TASK INPUTS:
- - -

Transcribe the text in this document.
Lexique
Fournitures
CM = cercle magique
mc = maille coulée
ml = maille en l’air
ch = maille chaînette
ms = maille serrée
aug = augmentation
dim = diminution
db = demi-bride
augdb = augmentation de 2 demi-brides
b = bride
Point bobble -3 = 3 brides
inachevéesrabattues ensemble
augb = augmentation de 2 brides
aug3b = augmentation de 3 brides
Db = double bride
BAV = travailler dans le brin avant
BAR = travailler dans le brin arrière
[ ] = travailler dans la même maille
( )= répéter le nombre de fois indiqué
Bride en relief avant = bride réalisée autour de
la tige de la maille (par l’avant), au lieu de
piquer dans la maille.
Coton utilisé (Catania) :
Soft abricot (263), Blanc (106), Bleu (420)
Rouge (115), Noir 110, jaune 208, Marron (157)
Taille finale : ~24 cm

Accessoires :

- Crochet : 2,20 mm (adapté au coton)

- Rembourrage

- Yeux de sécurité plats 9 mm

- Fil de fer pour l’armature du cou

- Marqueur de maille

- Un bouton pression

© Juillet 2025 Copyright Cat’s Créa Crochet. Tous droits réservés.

- - -

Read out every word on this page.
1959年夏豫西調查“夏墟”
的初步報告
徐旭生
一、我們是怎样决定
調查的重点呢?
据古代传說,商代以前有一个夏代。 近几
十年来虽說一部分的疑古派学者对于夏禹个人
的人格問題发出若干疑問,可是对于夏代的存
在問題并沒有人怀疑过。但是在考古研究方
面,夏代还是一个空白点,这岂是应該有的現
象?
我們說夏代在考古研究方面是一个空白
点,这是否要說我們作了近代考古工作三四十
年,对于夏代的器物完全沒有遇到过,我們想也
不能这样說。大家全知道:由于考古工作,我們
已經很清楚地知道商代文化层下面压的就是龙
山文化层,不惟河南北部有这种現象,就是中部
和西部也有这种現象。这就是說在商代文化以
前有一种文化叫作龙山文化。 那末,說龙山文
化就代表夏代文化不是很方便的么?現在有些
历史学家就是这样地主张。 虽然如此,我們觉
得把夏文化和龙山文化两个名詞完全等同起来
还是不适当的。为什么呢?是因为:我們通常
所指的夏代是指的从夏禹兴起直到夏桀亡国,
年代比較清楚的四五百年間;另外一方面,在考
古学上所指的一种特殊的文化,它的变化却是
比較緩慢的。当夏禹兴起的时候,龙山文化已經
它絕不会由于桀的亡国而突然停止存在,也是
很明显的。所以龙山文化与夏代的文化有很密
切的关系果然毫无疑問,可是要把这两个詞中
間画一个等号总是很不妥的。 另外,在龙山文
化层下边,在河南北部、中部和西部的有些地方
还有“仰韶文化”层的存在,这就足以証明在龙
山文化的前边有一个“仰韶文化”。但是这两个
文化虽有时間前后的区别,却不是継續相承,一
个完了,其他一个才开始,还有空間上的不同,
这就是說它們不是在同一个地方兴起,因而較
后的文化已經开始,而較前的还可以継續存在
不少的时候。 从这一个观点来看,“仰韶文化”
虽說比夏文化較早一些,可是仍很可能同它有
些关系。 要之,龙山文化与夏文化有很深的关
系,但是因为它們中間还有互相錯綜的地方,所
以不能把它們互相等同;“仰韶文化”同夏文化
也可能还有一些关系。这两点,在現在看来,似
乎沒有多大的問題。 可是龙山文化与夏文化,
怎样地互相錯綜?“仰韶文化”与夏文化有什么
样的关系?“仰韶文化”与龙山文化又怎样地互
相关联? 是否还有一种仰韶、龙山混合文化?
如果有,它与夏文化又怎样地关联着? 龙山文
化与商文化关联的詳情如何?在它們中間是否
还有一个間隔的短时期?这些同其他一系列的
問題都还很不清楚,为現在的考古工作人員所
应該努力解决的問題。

- - -

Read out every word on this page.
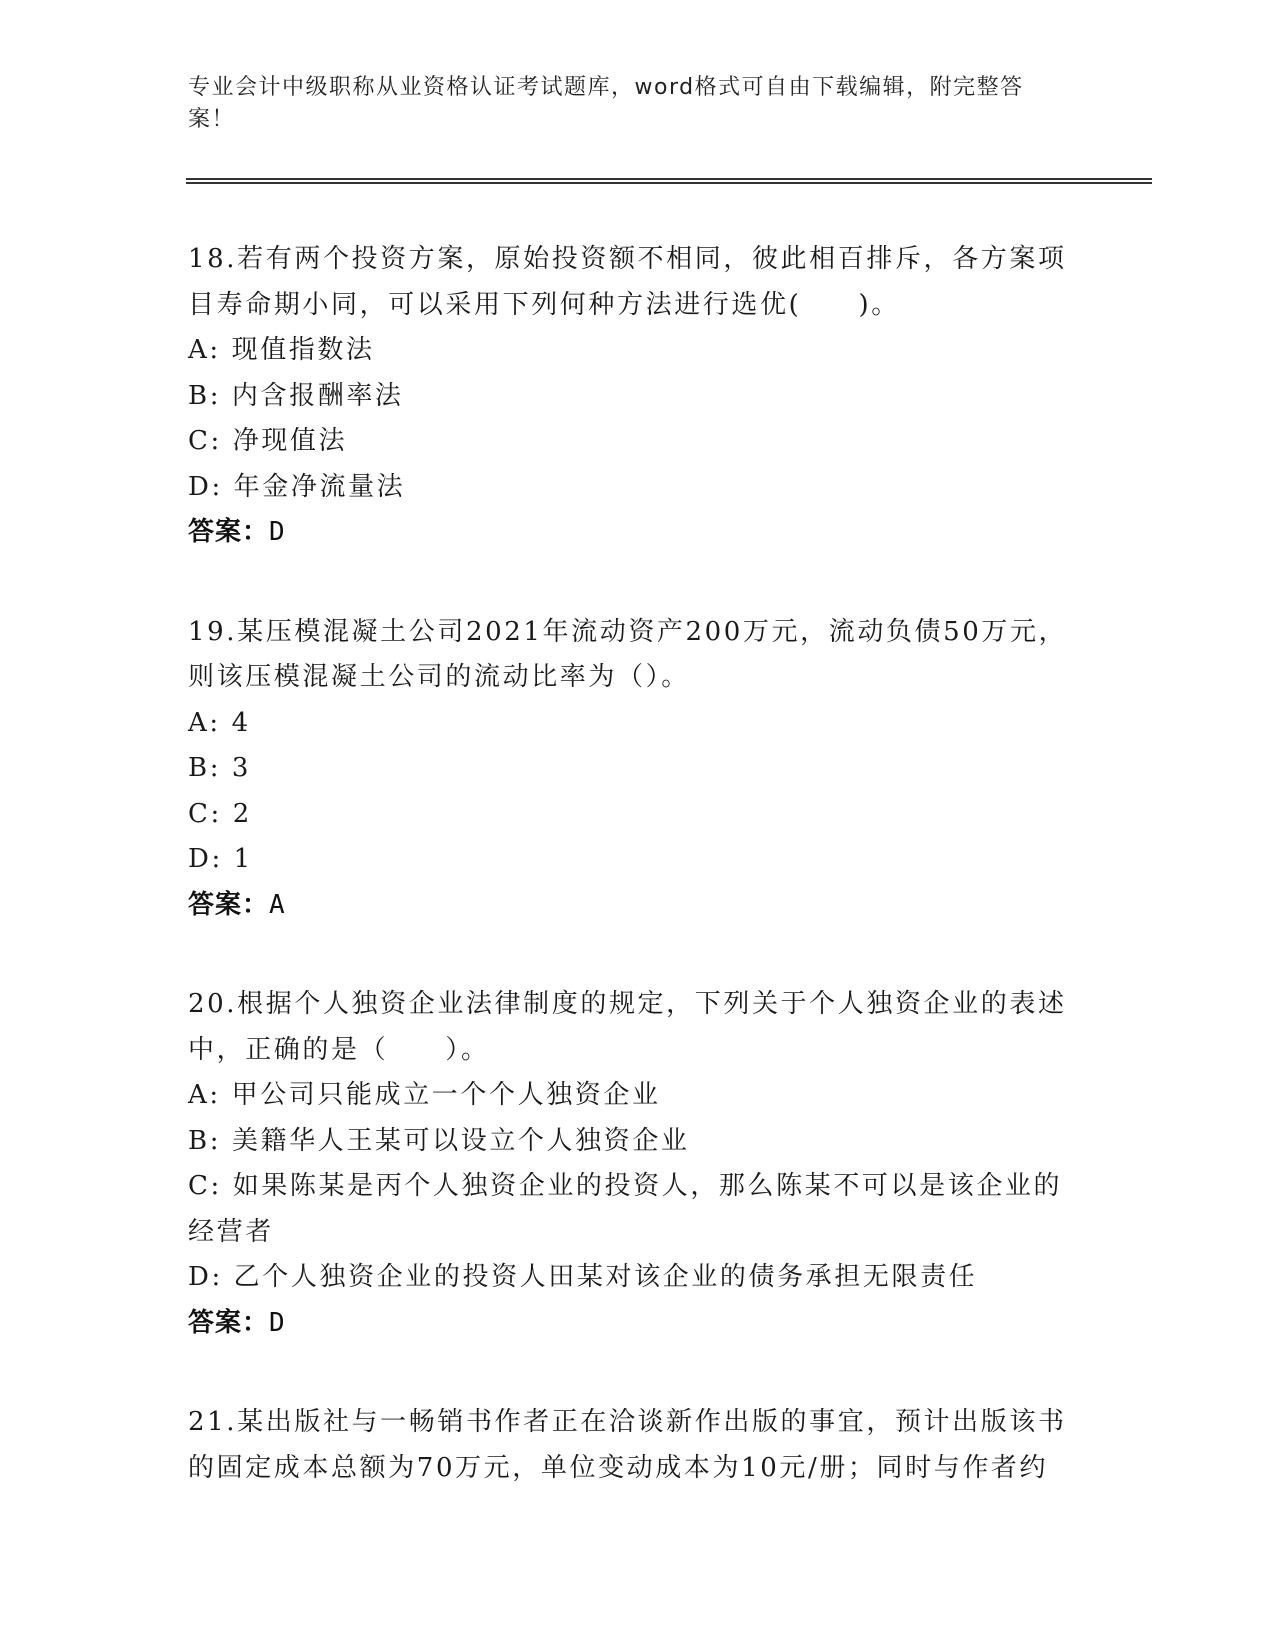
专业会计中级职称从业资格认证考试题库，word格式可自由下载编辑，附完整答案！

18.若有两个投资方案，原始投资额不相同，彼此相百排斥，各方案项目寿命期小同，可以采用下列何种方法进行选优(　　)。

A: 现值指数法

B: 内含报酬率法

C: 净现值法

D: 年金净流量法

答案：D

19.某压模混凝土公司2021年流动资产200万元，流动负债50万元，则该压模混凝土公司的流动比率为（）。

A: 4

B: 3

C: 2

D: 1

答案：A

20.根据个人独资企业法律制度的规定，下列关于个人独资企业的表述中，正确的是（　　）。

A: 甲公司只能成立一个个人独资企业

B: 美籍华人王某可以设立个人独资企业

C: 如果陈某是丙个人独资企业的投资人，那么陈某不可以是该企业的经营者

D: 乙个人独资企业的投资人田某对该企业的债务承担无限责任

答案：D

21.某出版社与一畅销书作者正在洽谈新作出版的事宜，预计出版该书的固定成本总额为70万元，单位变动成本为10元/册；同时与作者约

- - -

Identify all lines in the records above with the word "brin".

TASK RESPONSE:
BAV = travailler dans le brin avant
BAR = travailler dans le brin arrière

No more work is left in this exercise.